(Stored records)
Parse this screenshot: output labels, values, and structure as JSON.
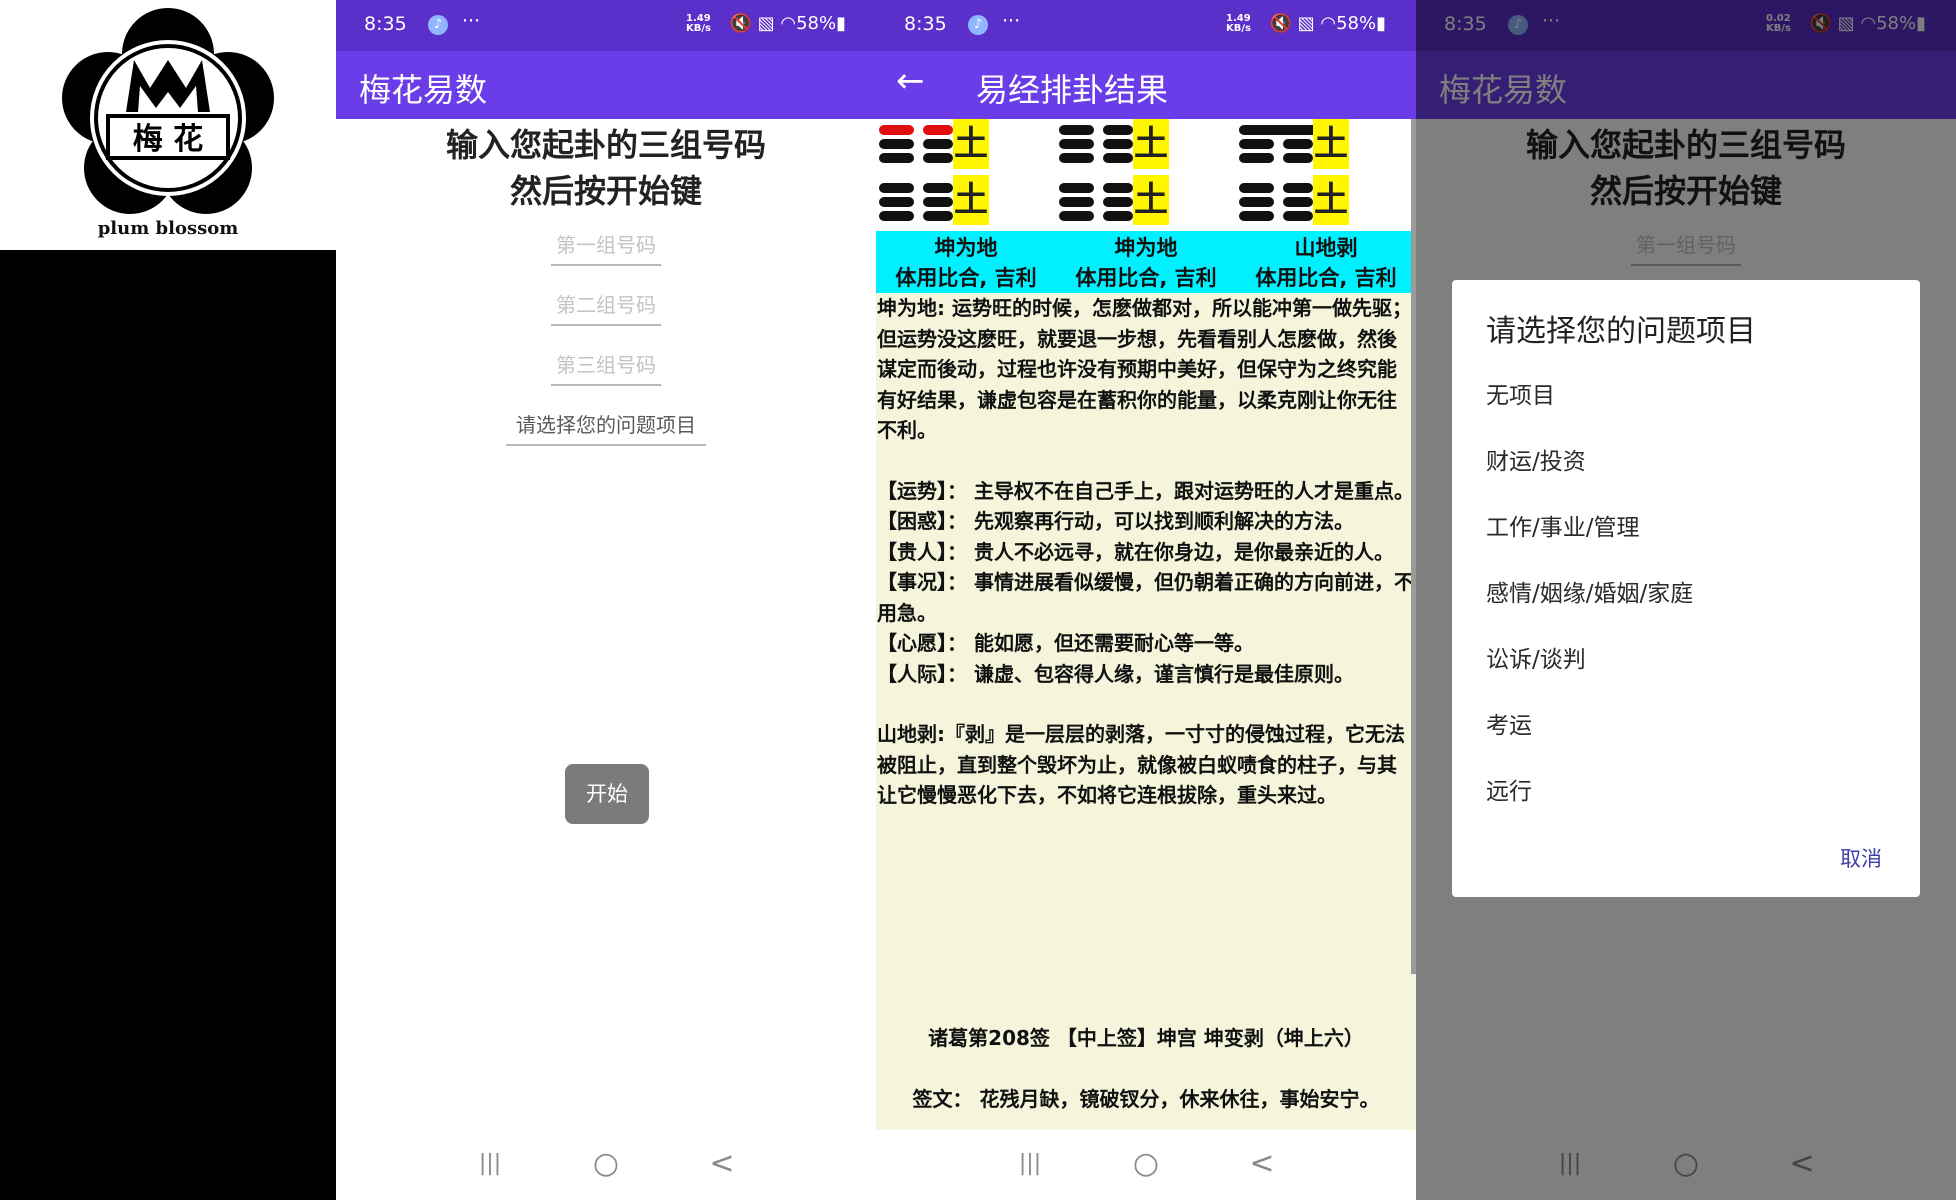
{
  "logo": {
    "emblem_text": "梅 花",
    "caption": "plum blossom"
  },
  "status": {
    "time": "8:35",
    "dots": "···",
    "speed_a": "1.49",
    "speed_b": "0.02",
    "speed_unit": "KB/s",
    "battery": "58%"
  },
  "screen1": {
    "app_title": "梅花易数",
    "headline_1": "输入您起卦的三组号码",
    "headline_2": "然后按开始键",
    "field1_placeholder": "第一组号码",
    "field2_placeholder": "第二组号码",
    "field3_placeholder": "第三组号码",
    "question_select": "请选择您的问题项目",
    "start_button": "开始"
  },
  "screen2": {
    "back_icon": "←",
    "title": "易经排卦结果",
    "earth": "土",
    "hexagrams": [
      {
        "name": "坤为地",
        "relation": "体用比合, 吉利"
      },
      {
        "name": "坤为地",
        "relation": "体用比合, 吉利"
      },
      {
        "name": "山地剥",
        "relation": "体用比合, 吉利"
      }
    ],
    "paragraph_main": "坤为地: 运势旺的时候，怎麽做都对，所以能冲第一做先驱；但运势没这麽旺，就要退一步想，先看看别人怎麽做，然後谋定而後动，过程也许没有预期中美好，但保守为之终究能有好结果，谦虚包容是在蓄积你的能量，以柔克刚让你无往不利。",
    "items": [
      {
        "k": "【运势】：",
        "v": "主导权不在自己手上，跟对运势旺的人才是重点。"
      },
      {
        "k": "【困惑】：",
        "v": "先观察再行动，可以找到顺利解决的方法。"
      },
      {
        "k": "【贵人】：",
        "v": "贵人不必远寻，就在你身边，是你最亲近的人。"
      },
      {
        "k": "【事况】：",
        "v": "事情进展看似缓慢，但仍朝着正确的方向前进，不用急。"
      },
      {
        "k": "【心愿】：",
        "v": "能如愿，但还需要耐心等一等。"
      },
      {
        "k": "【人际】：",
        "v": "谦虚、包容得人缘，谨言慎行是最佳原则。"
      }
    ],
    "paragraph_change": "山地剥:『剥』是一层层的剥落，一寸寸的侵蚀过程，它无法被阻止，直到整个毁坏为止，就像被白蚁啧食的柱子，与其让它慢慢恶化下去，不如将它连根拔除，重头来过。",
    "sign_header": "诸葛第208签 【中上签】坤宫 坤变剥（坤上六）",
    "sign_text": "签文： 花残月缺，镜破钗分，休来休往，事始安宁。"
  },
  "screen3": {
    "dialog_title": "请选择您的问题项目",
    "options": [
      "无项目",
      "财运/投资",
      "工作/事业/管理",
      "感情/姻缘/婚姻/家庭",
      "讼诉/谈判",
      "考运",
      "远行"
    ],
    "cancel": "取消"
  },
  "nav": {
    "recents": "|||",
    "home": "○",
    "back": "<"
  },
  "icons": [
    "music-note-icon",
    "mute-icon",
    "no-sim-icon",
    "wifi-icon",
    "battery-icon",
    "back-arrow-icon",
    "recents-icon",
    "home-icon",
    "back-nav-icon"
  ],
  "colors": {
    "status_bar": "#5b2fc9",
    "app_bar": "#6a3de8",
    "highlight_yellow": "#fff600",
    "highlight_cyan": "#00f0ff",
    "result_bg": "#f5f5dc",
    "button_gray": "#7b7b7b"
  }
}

==

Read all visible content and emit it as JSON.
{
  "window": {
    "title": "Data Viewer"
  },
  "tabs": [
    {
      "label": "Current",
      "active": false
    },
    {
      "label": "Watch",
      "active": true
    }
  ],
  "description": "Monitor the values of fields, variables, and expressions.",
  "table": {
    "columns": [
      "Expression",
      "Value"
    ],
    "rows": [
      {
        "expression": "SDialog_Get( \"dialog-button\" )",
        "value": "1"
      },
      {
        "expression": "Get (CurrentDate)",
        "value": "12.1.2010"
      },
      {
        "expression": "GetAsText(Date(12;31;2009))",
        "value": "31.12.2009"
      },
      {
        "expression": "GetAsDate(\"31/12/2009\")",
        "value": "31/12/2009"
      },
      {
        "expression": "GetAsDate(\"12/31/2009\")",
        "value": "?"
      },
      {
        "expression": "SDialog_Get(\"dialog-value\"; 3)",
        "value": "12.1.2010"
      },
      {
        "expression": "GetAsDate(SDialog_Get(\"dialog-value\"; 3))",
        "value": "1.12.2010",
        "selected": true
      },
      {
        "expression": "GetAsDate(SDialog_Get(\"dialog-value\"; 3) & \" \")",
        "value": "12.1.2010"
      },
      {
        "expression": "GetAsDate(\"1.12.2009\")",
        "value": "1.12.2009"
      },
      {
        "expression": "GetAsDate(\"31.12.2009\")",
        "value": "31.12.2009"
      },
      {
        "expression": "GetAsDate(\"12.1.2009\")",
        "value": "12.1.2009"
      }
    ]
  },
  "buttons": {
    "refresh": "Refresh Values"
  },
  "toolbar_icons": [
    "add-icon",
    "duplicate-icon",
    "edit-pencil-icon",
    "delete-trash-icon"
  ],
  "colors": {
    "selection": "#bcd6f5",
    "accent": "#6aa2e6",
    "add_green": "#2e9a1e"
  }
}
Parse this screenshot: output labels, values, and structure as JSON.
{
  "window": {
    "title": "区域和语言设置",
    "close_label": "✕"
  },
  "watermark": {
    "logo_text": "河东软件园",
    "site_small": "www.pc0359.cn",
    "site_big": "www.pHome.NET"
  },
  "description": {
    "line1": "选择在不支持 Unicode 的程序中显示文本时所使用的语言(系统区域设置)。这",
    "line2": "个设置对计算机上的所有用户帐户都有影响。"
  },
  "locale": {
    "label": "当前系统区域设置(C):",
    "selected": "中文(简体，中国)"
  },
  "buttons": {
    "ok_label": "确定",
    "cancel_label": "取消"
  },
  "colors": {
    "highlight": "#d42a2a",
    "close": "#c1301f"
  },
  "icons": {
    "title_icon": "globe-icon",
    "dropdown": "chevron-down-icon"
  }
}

▶ _Written problem_:
Copy out every line in the entries above that holds "请选择您的问题项目".

▶ _Response to the task_:
    "question_select": "请选择您的问题项目",
    "dialog_title": "请选择您的问题项目",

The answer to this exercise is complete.